### What this task involves
Every line that includes the word "screenshot" is to be listed.
---- Material supplied
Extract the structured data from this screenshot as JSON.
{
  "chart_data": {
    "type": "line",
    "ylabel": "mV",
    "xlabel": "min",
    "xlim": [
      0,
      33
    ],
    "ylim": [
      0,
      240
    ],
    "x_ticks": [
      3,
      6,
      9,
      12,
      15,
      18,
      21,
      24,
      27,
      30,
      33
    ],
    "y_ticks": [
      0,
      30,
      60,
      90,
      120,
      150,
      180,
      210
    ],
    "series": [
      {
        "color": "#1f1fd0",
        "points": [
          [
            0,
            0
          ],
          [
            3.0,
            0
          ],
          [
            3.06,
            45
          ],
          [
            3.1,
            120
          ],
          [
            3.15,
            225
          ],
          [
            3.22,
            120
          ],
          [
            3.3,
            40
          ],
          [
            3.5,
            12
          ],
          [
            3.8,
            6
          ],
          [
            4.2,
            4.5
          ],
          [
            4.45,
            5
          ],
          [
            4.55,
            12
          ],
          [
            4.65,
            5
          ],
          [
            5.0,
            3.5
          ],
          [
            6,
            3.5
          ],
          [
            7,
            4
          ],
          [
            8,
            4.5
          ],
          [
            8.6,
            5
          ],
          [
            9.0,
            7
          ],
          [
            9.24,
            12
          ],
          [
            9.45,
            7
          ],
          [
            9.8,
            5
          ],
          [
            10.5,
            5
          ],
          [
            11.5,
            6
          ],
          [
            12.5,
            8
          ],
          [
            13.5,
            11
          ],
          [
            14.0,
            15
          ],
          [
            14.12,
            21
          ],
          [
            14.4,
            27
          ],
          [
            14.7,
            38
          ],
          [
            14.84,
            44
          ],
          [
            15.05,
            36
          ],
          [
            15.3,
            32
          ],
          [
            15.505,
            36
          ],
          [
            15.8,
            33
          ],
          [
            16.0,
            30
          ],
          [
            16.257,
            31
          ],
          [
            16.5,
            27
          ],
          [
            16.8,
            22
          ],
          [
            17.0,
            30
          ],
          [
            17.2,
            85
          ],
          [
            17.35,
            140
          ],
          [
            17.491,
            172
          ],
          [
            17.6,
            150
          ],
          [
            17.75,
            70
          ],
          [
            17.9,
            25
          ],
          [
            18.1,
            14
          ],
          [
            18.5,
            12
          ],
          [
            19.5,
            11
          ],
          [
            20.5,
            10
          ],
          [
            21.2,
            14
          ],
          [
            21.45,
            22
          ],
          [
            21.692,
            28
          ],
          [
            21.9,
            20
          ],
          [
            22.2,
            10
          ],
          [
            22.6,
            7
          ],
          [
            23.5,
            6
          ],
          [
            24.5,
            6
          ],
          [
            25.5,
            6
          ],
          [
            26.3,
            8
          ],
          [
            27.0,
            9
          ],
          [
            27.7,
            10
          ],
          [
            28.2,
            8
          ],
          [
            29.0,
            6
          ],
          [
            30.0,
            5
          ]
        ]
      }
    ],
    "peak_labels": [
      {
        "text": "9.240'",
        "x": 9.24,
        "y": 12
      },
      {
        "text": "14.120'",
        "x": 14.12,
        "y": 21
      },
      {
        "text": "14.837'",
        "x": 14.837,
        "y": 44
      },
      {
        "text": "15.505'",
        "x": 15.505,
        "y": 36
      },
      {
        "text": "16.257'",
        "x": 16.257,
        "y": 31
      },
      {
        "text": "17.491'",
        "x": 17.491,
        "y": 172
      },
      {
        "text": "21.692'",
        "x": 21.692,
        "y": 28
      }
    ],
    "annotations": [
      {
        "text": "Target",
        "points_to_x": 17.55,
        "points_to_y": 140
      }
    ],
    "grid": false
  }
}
--------
---- Material supplied
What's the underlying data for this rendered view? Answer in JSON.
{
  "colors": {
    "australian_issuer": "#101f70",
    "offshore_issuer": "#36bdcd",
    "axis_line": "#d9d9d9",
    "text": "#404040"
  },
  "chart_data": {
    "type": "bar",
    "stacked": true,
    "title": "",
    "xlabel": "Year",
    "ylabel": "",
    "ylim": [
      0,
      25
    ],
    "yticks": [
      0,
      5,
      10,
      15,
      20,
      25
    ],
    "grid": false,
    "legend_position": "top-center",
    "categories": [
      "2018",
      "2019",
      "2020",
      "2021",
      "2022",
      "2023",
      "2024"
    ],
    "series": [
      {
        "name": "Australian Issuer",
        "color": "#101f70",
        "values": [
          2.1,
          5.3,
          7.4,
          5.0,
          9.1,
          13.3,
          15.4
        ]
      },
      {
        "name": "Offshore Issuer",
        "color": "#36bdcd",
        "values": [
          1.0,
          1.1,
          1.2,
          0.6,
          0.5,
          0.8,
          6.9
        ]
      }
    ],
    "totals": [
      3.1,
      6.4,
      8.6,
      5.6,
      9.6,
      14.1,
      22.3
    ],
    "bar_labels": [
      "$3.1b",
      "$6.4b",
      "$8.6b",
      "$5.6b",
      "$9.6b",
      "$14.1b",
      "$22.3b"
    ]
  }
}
--------
---- Material supplied
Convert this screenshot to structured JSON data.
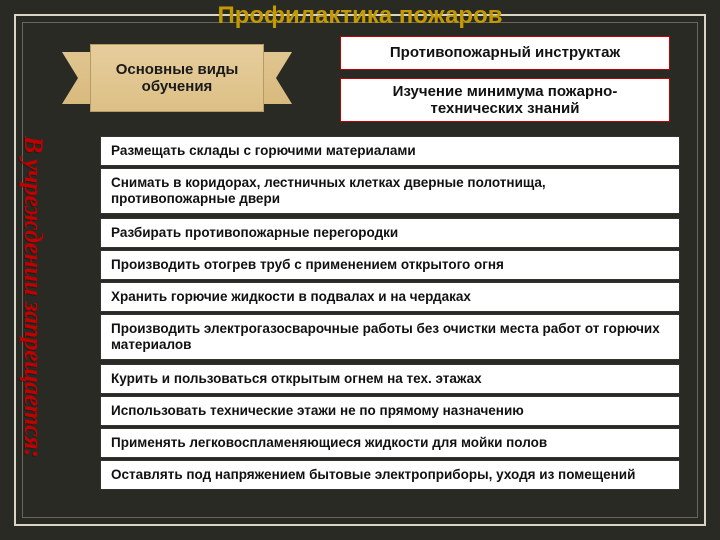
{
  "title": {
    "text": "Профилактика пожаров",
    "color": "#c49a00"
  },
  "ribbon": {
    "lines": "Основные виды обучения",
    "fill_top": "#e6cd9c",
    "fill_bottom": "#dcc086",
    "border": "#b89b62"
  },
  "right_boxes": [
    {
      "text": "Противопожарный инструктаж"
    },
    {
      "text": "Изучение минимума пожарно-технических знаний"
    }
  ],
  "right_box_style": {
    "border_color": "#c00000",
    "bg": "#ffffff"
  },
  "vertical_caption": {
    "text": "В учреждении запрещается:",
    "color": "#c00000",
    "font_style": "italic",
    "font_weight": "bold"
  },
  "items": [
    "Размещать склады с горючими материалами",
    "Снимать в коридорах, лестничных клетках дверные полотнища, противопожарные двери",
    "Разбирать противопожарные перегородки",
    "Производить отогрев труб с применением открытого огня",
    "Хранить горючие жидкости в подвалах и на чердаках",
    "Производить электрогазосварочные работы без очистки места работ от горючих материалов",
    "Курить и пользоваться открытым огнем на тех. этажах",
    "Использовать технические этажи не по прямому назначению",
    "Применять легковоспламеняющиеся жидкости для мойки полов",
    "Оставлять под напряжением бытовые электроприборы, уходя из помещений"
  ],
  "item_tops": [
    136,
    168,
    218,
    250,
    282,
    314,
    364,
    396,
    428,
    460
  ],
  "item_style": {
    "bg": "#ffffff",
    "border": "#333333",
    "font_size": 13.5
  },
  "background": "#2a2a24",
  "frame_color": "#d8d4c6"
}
--------
### Result
Extract the structured data from this screenshot as JSON.
Convert this screenshot to structured JSON data.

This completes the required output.